— Start Exercise material —

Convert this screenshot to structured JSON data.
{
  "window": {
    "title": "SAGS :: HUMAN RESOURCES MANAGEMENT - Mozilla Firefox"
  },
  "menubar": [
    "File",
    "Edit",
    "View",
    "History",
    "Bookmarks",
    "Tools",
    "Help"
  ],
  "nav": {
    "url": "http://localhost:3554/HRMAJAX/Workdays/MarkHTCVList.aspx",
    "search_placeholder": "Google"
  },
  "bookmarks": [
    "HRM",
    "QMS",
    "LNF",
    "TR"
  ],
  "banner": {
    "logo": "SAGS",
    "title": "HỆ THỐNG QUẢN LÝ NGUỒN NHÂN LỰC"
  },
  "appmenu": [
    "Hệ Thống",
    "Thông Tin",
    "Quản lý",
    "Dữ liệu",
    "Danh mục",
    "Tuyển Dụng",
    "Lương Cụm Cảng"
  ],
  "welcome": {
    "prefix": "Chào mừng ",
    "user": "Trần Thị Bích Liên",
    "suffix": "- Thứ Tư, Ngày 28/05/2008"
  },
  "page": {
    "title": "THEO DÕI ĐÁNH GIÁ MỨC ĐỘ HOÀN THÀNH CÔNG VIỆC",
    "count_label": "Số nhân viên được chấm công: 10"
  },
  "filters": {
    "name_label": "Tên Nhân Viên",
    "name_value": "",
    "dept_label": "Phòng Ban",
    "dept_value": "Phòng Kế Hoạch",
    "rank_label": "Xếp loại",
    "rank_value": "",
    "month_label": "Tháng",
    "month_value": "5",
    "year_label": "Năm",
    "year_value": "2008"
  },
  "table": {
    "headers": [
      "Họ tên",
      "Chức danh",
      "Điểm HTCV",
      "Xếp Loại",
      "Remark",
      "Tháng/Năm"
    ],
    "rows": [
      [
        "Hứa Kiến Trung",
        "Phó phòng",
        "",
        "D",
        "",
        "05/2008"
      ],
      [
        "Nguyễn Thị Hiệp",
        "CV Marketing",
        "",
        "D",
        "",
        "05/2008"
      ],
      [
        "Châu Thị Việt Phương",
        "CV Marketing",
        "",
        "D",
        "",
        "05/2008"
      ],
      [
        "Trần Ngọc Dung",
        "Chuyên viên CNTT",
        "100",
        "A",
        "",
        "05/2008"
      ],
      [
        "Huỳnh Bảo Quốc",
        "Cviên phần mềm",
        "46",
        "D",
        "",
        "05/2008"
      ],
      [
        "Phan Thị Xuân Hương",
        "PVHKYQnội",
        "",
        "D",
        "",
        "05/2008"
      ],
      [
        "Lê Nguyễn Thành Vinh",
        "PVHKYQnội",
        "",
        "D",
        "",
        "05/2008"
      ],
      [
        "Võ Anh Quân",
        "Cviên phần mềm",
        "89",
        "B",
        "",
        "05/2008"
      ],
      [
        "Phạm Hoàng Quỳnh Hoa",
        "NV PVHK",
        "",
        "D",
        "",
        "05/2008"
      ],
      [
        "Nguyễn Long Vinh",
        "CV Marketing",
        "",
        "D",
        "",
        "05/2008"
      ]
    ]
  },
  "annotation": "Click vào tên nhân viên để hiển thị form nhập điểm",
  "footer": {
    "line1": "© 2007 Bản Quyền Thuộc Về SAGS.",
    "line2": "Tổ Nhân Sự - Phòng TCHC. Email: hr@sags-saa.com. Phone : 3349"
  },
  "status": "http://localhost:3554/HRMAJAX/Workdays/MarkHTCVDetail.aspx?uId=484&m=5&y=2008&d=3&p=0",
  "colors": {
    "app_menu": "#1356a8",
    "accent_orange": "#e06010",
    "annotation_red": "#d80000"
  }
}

— End Exercise material —

Only the number is wanted: how many lines of the material contain the word "title"?

§ Task result: 3